SET TASK
Extract every line that contains the word "with".

(Data records)

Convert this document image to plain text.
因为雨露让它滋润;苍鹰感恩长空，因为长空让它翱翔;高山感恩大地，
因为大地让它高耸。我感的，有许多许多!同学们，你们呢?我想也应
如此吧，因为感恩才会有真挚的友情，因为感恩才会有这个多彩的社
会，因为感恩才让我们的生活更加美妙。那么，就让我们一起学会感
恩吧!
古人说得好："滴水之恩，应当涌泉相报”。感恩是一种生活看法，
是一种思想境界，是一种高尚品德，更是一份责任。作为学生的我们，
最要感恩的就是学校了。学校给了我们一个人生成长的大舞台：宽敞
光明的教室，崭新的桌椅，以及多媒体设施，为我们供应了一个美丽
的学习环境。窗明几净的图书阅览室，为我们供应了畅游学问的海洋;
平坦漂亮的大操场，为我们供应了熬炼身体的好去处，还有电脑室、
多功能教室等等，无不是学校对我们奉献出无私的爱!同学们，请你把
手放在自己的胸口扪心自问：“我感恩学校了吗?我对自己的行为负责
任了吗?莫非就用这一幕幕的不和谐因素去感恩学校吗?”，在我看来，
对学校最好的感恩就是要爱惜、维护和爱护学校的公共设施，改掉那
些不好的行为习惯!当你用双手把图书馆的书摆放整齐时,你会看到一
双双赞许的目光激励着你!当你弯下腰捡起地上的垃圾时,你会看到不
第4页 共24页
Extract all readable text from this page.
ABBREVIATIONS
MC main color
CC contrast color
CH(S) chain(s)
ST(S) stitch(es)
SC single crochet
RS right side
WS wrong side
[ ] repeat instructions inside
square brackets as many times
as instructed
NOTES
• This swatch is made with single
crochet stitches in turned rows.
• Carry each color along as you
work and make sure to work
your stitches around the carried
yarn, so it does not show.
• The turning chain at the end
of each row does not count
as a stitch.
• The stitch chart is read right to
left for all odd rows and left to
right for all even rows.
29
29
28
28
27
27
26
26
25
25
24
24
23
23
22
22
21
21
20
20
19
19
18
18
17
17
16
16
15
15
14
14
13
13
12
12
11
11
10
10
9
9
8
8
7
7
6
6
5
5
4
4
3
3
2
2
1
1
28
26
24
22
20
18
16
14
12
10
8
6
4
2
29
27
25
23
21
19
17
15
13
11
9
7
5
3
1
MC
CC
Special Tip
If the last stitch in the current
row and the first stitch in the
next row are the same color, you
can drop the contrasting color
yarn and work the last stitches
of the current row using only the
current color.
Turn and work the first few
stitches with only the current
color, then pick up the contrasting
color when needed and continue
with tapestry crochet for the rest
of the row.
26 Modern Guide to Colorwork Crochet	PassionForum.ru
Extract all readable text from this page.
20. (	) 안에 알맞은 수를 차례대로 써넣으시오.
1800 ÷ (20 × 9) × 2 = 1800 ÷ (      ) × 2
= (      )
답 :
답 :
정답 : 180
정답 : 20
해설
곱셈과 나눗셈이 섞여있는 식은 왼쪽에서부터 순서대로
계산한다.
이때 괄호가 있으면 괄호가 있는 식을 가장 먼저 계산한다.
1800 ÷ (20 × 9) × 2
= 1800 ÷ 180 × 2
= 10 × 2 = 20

RESPONSE
• This swatch is made with single
stitches with only the current
with tapestry crochet for the rest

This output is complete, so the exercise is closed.